----- PROVIDED DATA -----
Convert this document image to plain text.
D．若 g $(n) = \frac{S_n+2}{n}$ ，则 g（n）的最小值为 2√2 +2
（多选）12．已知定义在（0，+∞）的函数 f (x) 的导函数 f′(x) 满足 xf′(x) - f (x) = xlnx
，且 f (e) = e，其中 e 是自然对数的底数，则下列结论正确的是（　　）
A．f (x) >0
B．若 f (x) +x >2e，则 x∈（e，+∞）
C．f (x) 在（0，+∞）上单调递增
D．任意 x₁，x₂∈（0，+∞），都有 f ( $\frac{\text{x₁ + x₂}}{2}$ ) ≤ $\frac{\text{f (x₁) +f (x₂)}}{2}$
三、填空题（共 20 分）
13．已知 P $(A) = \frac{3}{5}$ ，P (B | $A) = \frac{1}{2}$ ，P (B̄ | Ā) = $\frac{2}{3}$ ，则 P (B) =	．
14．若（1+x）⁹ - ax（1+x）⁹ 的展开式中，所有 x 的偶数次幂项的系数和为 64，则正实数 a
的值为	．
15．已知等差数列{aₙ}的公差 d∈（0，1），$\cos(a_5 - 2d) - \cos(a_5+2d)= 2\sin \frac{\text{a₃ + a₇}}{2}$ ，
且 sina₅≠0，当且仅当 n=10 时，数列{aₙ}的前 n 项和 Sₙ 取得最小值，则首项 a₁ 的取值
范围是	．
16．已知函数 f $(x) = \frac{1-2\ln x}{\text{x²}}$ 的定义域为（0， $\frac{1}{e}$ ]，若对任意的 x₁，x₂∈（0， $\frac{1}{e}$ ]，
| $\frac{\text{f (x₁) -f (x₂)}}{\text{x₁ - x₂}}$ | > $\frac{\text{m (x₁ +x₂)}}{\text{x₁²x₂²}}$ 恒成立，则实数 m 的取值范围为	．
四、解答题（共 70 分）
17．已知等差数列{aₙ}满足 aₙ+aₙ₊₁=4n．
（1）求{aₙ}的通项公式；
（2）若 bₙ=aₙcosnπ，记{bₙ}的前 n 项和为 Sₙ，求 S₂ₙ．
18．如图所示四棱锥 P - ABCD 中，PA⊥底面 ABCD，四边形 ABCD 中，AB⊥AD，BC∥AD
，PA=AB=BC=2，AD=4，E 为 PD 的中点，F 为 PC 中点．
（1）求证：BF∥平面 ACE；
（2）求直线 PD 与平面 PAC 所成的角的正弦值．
-----
*INSTRUCTION*
Retype the records above exactly.

*OUTPUT OF THE TASK*
Convert this document image to plain text.
D．若 g $(n) = \frac{S_n+2}{n}$ ，则 g（n）的最小值为 2√2 +2
（多选）12．已知定义在（0，+∞）的函数 f (x) 的导函数 f′(x) 满足 xf′(x) - f (x) = xlnx
，且 f (e) = e，其中 e 是自然对数的底数，则下列结论正确的是（　　）
A．f (x) >0
B．若 f (x) +x >2e，则 x∈（e，+∞）
C．f (x) 在（0，+∞）上单调递增
D．任意 x₁，x₂∈（0，+∞），都有 f ( $\frac{\text{x₁ + x₂}}{2}$ ) ≤ $\frac{\text{f (x₁) +f (x₂)}}{2}$
三、填空题（共 20 分）
13．已知 P $(A) = \frac{3}{5}$ ，P (B | $A) = \frac{1}{2}$ ，P (B̄ | Ā) = $\frac{2}{3}$ ，则 P (B) =	．
14．若（1+x）⁹ - ax（1+x）⁹ 的展开式中，所有 x 的偶数次幂项的系数和为 64，则正实数 a
的值为	．
15．已知等差数列{aₙ}的公差 d∈（0，1），$\cos(a_5 - 2d) - \cos(a_5+2d)= 2\sin \frac{\text{a₃ + a₇}}{2}$ ，
且 sina₅≠0，当且仅当 n=10 时，数列{aₙ}的前 n 项和 Sₙ 取得最小值，则首项 a₁ 的取值
范围是	．
16．已知函数 f $(x) = \frac{1-2\ln x}{\text{x²}}$ 的定义域为（0， $\frac{1}{e}$ ]，若对任意的 x₁，x₂∈（0， $\frac{1}{e}$ ]，
| $\frac{\text{f (x₁) -f (x₂)}}{\text{x₁ - x₂}}$ | > $\frac{\text{m (x₁ +x₂)}}{\text{x₁²x₂²}}$ 恒成立，则实数 m 的取值范围为	．
四、解答题（共 70 分）
17．已知等差数列{aₙ}满足 aₙ+aₙ₊₁=4n．
（1）求{aₙ}的通项公式；
（2）若 bₙ=aₙcosnπ，记{bₙ}的前 n 项和为 Sₙ，求 S₂ₙ．
18．如图所示四棱锥 P - ABCD 中，PA⊥底面 ABCD，四边形 ABCD 中，AB⊥AD，BC∥AD
，PA=AB=BC=2，AD=4，E 为 PD 的中点，F 为 PC 中点．
（1）求证：BF∥平面 ACE；
（2）求直线 PD 与平面 PAC 所成的角的正弦值．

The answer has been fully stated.